_Set problem_
Return the data exactly, with all pictures removed.

_Supplied information_
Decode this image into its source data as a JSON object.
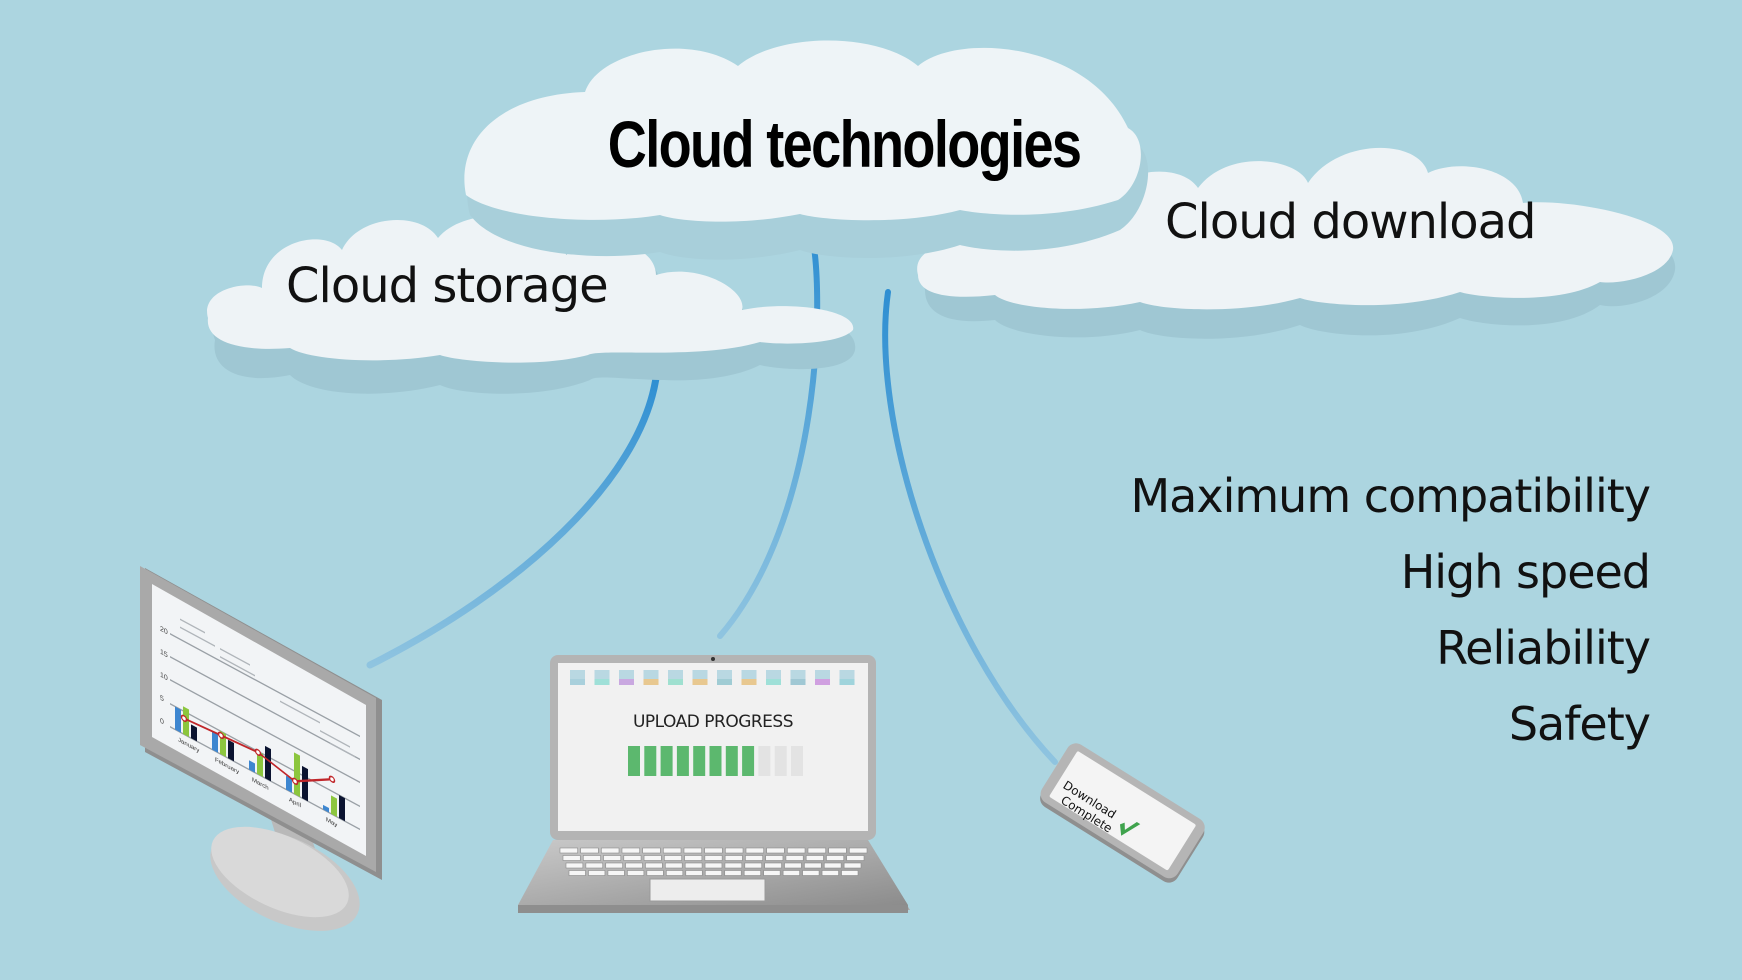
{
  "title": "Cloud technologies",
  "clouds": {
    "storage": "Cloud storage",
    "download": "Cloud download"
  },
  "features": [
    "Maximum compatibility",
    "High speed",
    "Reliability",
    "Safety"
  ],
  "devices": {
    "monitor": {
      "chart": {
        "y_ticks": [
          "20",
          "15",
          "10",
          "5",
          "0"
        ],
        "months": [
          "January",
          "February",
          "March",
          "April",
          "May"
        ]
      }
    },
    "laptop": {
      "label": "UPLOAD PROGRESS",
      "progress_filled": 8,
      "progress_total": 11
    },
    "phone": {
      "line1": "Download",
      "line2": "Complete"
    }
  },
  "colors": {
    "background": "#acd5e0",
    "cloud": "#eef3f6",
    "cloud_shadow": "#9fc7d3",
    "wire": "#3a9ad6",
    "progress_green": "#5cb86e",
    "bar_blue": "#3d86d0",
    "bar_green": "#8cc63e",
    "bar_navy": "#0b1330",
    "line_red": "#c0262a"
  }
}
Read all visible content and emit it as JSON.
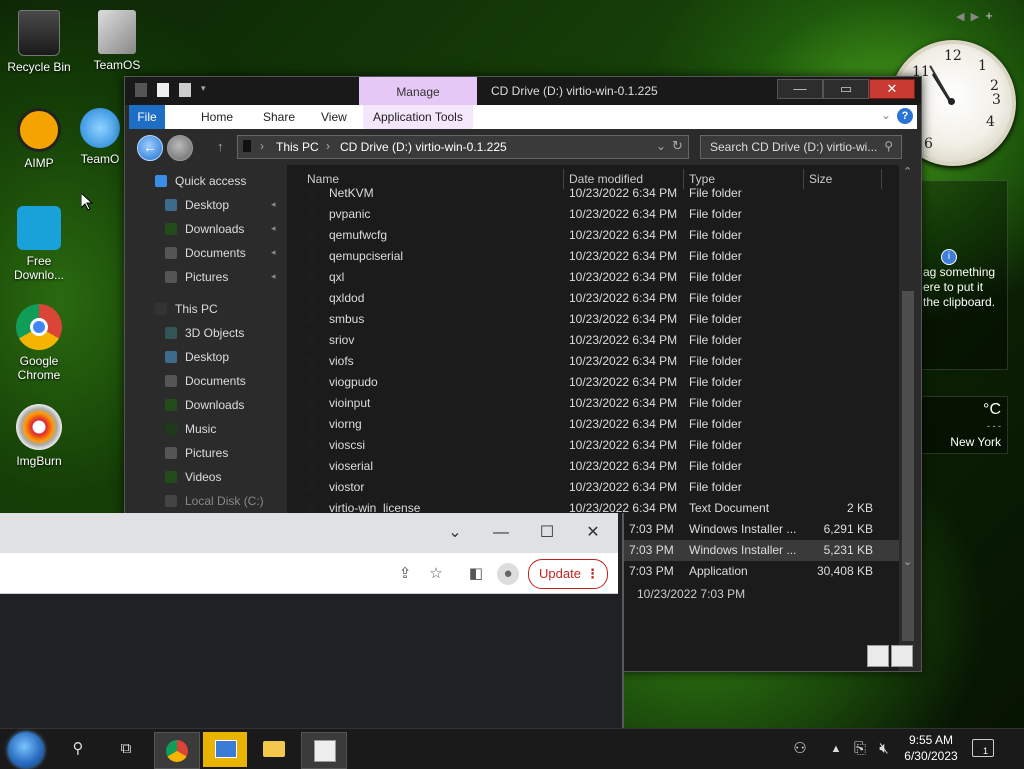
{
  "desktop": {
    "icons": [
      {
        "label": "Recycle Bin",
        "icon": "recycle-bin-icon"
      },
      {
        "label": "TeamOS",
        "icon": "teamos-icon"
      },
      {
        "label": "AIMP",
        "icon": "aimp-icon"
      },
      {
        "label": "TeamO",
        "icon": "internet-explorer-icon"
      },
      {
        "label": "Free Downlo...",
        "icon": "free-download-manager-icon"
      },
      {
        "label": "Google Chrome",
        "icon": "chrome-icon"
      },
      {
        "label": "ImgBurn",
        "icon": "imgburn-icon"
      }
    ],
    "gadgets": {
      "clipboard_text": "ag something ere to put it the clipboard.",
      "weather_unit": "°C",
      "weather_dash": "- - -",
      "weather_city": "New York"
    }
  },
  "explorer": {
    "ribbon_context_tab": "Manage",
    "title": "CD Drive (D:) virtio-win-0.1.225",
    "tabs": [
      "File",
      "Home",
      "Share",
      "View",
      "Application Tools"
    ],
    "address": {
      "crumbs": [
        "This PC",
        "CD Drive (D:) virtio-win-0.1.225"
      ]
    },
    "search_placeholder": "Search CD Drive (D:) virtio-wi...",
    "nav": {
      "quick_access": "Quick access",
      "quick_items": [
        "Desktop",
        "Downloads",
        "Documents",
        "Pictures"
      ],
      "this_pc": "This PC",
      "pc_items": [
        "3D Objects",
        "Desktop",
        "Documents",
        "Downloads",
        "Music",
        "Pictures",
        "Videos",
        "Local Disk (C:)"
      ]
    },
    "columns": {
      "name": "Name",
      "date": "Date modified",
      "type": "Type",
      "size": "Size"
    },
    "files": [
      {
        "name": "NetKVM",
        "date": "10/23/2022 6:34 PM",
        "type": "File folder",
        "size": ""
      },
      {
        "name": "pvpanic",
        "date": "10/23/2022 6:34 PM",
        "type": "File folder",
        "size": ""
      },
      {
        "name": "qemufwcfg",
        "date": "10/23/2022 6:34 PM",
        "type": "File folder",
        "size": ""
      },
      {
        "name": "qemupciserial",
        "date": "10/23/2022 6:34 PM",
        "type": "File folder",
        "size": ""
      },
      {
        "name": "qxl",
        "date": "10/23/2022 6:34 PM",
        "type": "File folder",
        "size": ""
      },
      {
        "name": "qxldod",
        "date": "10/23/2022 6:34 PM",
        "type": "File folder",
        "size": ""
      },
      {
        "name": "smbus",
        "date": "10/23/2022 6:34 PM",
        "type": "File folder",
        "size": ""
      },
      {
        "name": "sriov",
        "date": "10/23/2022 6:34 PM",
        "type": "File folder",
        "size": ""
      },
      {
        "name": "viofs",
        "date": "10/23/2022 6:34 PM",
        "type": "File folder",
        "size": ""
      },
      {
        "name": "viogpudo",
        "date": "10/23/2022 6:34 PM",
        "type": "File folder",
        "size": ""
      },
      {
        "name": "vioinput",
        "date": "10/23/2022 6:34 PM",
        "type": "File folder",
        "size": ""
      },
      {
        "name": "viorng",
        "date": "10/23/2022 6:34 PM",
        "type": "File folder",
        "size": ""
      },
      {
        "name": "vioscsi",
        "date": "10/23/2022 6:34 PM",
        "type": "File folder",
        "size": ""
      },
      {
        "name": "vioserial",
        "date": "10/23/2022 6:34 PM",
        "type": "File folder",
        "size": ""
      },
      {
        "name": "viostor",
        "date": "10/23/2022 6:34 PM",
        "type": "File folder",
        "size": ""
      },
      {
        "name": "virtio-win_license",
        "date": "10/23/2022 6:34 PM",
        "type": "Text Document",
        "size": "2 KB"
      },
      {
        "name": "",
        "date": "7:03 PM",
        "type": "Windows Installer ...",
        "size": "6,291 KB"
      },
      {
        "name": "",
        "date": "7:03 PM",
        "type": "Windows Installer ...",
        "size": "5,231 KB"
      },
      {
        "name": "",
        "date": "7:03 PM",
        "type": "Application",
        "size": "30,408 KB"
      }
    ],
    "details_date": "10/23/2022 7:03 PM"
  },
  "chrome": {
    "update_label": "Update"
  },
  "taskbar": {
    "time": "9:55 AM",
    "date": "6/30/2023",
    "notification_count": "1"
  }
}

_Response for this exercise_
Decode this image into its source data as a JSON object.
{
  "title": "Cloud technologies",
  "clouds": {
    "storage": "Cloud storage",
    "download": "Cloud download"
  },
  "features": [
    "Maximum compatibility",
    "High speed",
    "Reliability",
    "Safety"
  ],
  "devices": {
    "monitor": {
      "chart": {
        "y_ticks": [
          "20",
          "15",
          "10",
          "5",
          "0"
        ],
        "months": [
          "January",
          "February",
          "March",
          "April",
          "May"
        ]
      }
    },
    "laptop": {
      "label": "UPLOAD PROGRESS",
      "progress_filled": 8,
      "progress_total": 11
    },
    "phone": {
      "line1": "Download",
      "line2": "Complete"
    }
  },
  "colors": {
    "background": "#acd5e0",
    "cloud": "#eef3f6",
    "cloud_shadow": "#9fc7d3",
    "wire": "#3a9ad6",
    "progress_green": "#5cb86e",
    "bar_blue": "#3d86d0",
    "bar_green": "#8cc63e",
    "bar_navy": "#0b1330",
    "line_red": "#c0262a"
  }
}
Read all visible content and emit it as JSON.
{
  "desktop": {
    "icons": [
      {
        "label": "Recycle Bin",
        "icon": "recycle-bin-icon"
      },
      {
        "label": "TeamOS",
        "icon": "teamos-icon"
      },
      {
        "label": "AIMP",
        "icon": "aimp-icon"
      },
      {
        "label": "TeamO",
        "icon": "internet-explorer-icon"
      },
      {
        "label": "Free Downlo...",
        "icon": "free-download-manager-icon"
      },
      {
        "label": "Google Chrome",
        "icon": "chrome-icon"
      },
      {
        "label": "ImgBurn",
        "icon": "imgburn-icon"
      }
    ],
    "gadgets": {
      "clipboard_text": "ag something ere to put it the clipboard.",
      "weather_unit": "°C",
      "weather_dash": "- - -",
      "weather_city": "New York"
    }
  },
  "explorer": {
    "ribbon_context_tab": "Manage",
    "title": "CD Drive (D:) virtio-win-0.1.225",
    "tabs": [
      "File",
      "Home",
      "Share",
      "View",
      "Application Tools"
    ],
    "address": {
      "crumbs": [
        "This PC",
        "CD Drive (D:) virtio-win-0.1.225"
      ]
    },
    "search_placeholder": "Search CD Drive (D:) virtio-wi...",
    "nav": {
      "quick_access": "Quick access",
      "quick_items": [
        "Desktop",
        "Downloads",
        "Documents",
        "Pictures"
      ],
      "this_pc": "This PC",
      "pc_items": [
        "3D Objects",
        "Desktop",
        "Documents",
        "Downloads",
        "Music",
        "Pictures",
        "Videos",
        "Local Disk (C:)"
      ]
    },
    "columns": {
      "name": "Name",
      "date": "Date modified",
      "type": "Type",
      "size": "Size"
    },
    "files": [
      {
        "name": "NetKVM",
        "date": "10/23/2022 6:34 PM",
        "type": "File folder",
        "size": ""
      },
      {
        "name": "pvpanic",
        "date": "10/23/2022 6:34 PM",
        "type": "File folder",
        "size": ""
      },
      {
        "name": "qemufwcfg",
        "date": "10/23/2022 6:34 PM",
        "type": "File folder",
        "size": ""
      },
      {
        "name": "qemupciserial",
        "date": "10/23/2022 6:34 PM",
        "type": "File folder",
        "size": ""
      },
      {
        "name": "qxl",
        "date": "10/23/2022 6:34 PM",
        "type": "File folder",
        "size": ""
      },
      {
        "name": "qxldod",
        "date": "10/23/2022 6:34 PM",
        "type": "File folder",
        "size": ""
      },
      {
        "name": "smbus",
        "date": "10/23/2022 6:34 PM",
        "type": "File folder",
        "size": ""
      },
      {
        "name": "sriov",
        "date": "10/23/2022 6:34 PM",
        "type": "File folder",
        "size": ""
      },
      {
        "name": "viofs",
        "date": "10/23/2022 6:34 PM",
        "type": "File folder",
        "size": ""
      },
      {
        "name": "viogpudo",
        "date": "10/23/2022 6:34 PM",
        "type": "File folder",
        "size": ""
      },
      {
        "name": "vioinput",
        "date": "10/23/2022 6:34 PM",
        "type": "File folder",
        "size": ""
      },
      {
        "name": "viorng",
        "date": "10/23/2022 6:34 PM",
        "type": "File folder",
        "size": ""
      },
      {
        "name": "vioscsi",
        "date": "10/23/2022 6:34 PM",
        "type": "File folder",
        "size": ""
      },
      {
        "name": "vioserial",
        "date": "10/23/2022 6:34 PM",
        "type": "File folder",
        "size": ""
      },
      {
        "name": "viostor",
        "date": "10/23/2022 6:34 PM",
        "type": "File folder",
        "size": ""
      },
      {
        "name": "virtio-win_license",
        "date": "10/23/2022 6:34 PM",
        "type": "Text Document",
        "size": "2 KB"
      },
      {
        "name": "",
        "date": "7:03 PM",
        "type": "Windows Installer ...",
        "size": "6,291 KB"
      },
      {
        "name": "",
        "date": "7:03 PM",
        "type": "Windows Installer ...",
        "size": "5,231 KB"
      },
      {
        "name": "",
        "date": "7:03 PM",
        "type": "Application",
        "size": "30,408 KB"
      }
    ],
    "details_date": "10/23/2022 7:03 PM"
  },
  "chrome": {
    "update_label": "Update"
  },
  "taskbar": {
    "time": "9:55 AM",
    "date": "6/30/2023",
    "notification_count": "1"
  }
}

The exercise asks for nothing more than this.